The benefits of experience: Why some grey hair on your board is important

Age doesn’t necessarily equal wisdom, but bringing an experienced director on board can offer you an alternative perspective, open doors and impress clients and investors. Growing Business finds out whether grey really is good for business

Having a youthful management team can be a bit like driving a high performance car without any brakes.

It can run at incredible speed, but risks spinning out of control. However, put an experienced, more cautious driver behind the wheel and you're arguably more likely to finish the race.

Older people tend to have more relevant management experience, but the point remains while this feature looks at what grey hair can offer your business, it needs to carry a warning note. Ultimately, it's about hiring the ‘right' person, irrespective of age. There are just as many poor quality managers among those who have been around a while as there are among the younger generation.

If you hire a new director, it's got to be about how they will complement the existing team. Inevitably though, older people are generally more experienced, so there's a better chance of you getting what you need.

It's striking that the stereotype of the young, thrusting entrepreneur happens to be true. According to the Small Business Service, the average age of a UK entrepreneur is only 36. Although it's younger people who are behind the majority of start-ups, their businesses are also more likely to fail.

Perhaps it's because young entrepreneurs have a bad habit of hiring other young managers, similar to themselves, who won't threaten their leadership. “They recruit people who do what they're told rather than those who will challenge their thinking and take the business forward,” says Mike Snapes, chairman of Hilary's Blinds and European Golf Brands. He believes this can easily lead to ‘group think' and over-optimism – the downfall of many a young dot com company.

### [Information provided]
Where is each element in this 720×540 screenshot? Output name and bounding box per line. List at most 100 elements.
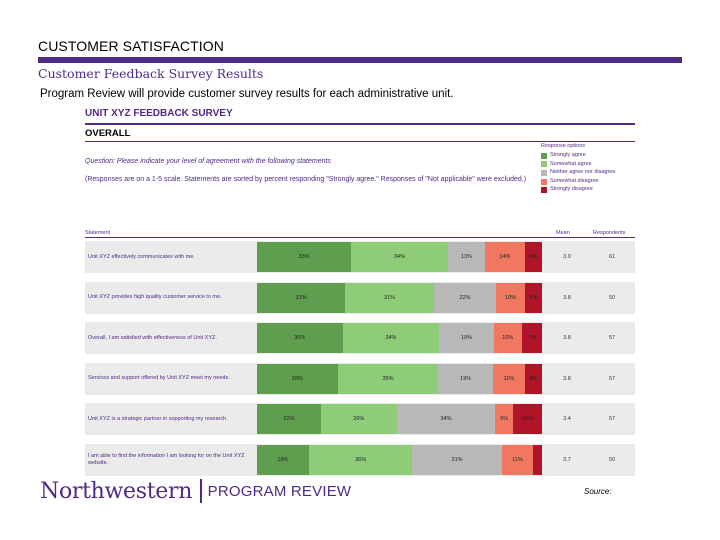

### [Stated problem A]
According to the passage on experienced directors, why is there a better chance of getting what you need when you hire an older director?
### [Stated problem B]
Could you pick up the passage on experienced directors after its final sentence and carry it on?

### [Written response A]
Older people are generally more experienced, and a new director should complement the existing team. So an older hire is more likely to bring what that team lacks. The passage still warns that the right person matters more than age.

### [Written response B]
Why is maturity a useful addition to a young management team?

Mature managers can help a young team to make better decisions, assuming they have a wide variety of business experience and have learned from their mistakes. Whereas a young team may be encountering a problem for the first time, an experienced manager has probably seen it all before and knows what to do. “You don't have to think through decisions from first principles. You can make these based on whether it worked, or didn't work, last time,” says Terry Radford, a 57-year-old serial entrepreneur who has worked with several young management teams.

John Webster of the Chief Executives' Office agrees. “Horror stories are always based on young people having no experience of what can go wrong, dreaming and hoping it will all be okay,” he says. “But an older guy has seen this 10 times before – you can't substitute hope for experience.”

For good decision making is at the heart of good management. “The successful manager may make five decisions a day. If you make three right and two wrong, you survive. But if you make two right and three wrong, you don't – it's a narrow margin,” says Stephen Goschalk, director of corporate finance house Insinger de Beaufort. He believes young managers are more likely to make mistakes, simply because they don't have as much data from their past experience to help them.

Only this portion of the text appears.